##### GIVEN DATA

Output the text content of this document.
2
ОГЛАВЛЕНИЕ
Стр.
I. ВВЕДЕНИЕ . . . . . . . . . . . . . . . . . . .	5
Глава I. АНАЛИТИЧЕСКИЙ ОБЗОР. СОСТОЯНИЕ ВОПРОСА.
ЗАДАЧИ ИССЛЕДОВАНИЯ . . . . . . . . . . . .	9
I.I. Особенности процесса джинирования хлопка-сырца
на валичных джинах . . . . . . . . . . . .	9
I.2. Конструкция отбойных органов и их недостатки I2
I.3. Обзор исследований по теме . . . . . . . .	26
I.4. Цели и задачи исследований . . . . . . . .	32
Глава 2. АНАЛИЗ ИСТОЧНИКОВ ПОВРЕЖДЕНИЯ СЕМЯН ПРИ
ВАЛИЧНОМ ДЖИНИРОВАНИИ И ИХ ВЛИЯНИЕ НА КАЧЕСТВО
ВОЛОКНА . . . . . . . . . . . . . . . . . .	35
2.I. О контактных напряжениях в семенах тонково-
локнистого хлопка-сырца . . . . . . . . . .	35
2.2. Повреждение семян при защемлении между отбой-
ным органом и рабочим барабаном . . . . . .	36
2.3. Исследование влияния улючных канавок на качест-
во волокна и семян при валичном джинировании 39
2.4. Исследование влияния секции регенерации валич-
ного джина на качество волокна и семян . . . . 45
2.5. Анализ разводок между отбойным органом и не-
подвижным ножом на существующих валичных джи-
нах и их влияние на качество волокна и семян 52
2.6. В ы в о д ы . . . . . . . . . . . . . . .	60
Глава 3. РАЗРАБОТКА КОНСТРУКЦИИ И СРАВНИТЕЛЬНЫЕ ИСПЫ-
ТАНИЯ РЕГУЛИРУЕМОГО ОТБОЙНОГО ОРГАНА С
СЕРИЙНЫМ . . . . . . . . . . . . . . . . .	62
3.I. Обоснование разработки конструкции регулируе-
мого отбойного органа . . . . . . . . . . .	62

##########

• **WORK TO DO**
Write out every entry verbatim.

• **THE OUTPUT**
Output the text content of this document.
2
ОГЛАВЛЕНИЕ
Стр.
I. ВВЕДЕНИЕ . . . . . . . . . . . . . . . . . . .	5
Глава I. АНАЛИТИЧЕСКИЙ ОБЗОР. СОСТОЯНИЕ ВОПРОСА.
ЗАДАЧИ ИССЛЕДОВАНИЯ . . . . . . . . . . . .	9
I.I. Особенности процесса джинирования хлопка-сырца
на валичных джинах . . . . . . . . . . . .	9
I.2. Конструкция отбойных органов и их недостатки I2
I.3. Обзор исследований по теме . . . . . . . .	26
I.4. Цели и задачи исследований . . . . . . . .	32
Глава 2. АНАЛИЗ ИСТОЧНИКОВ ПОВРЕЖДЕНИЯ СЕМЯН ПРИ
ВАЛИЧНОМ ДЖИНИРОВАНИИ И ИХ ВЛИЯНИЕ НА КАЧЕСТВО
ВОЛОКНА . . . . . . . . . . . . . . . . . .	35
2.I. О контактных напряжениях в семенах тонково-
локнистого хлопка-сырца . . . . . . . . . .	35
2.2. Повреждение семян при защемлении между отбой-
ным органом и рабочим барабаном . . . . . .	36
2.3. Исследование влияния улючных канавок на качест-
во волокна и семян при валичном джинировании 39
2.4. Исследование влияния секции регенерации валич-
ного джина на качество волокна и семян . . . . 45
2.5. Анализ разводок между отбойным органом и не-
подвижным ножом на существующих валичных джи-
нах и их влияние на качество волокна и семян 52
2.6. В ы в о д ы . . . . . . . . . . . . . . .	60
Глава 3. РАЗРАБОТКА КОНСТРУКЦИИ И СРАВНИТЕЛЬНЫЕ ИСПЫ-
ТАНИЯ РЕГУЛИРУЕМОГО ОТБОЙНОГО ОРГАНА С
СЕРИЙНЫМ . . . . . . . . . . . . . . . . .	62
3.I. Обоснование разработки конструкции регулируе-
мого отбойного органа . . . . . . . . . . .	62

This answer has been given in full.